:: Dataset records ::

--------------------------------

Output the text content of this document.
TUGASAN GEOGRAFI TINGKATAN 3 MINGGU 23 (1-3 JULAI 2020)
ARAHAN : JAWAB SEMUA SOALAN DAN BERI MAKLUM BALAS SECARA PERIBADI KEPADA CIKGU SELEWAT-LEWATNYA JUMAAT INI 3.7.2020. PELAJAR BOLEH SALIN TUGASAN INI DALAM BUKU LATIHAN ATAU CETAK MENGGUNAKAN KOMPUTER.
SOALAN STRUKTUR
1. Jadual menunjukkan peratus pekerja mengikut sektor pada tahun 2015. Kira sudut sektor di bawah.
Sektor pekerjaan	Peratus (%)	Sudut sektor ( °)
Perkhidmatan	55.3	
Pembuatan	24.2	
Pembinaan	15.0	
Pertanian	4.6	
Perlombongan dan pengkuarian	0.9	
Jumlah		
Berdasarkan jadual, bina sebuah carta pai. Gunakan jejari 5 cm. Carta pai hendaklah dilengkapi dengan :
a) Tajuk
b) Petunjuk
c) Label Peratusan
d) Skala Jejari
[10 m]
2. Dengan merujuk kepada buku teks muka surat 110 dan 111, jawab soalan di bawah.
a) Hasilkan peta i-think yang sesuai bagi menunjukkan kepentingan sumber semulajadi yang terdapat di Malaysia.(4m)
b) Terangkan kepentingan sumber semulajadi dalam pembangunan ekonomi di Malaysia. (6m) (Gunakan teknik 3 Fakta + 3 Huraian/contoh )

--------------------------------

:: Written exercise ::
Retype all the records, matching them exactly.

:: Complete answer ::
Output the text content of this document.
TUGASAN GEOGRAFI TINGKATAN 3 MINGGU 23 (1-3 JULAI 2020)
ARAHAN : JAWAB SEMUA SOALAN DAN BERI MAKLUM BALAS SECARA PERIBADI KEPADA CIKGU SELEWAT-LEWATNYA JUMAAT INI 3.7.2020. PELAJAR BOLEH SALIN TUGASAN INI DALAM BUKU LATIHAN ATAU CETAK MENGGUNAKAN KOMPUTER.
SOALAN STRUKTUR
1. Jadual menunjukkan peratus pekerja mengikut sektor pada tahun 2015. Kira sudut sektor di bawah.
Sektor pekerjaan	Peratus (%)	Sudut sektor ( °)
Perkhidmatan	55.3	
Pembuatan	24.2	
Pembinaan	15.0	
Pertanian	4.6	
Perlombongan dan pengkuarian	0.9	
Jumlah		
Berdasarkan jadual, bina sebuah carta pai. Gunakan jejari 5 cm. Carta pai hendaklah dilengkapi dengan :
a) Tajuk
b) Petunjuk
c) Label Peratusan
d) Skala Jejari
[10 m]
2. Dengan merujuk kepada buku teks muka surat 110 dan 111, jawab soalan di bawah.
a) Hasilkan peta i-think yang sesuai bagi menunjukkan kepentingan sumber semulajadi yang terdapat di Malaysia.(4m)
b) Terangkan kepentingan sumber semulajadi dalam pembangunan ekonomi di Malaysia. (6m) (Gunakan teknik 3 Fakta + 3 Huraian/contoh )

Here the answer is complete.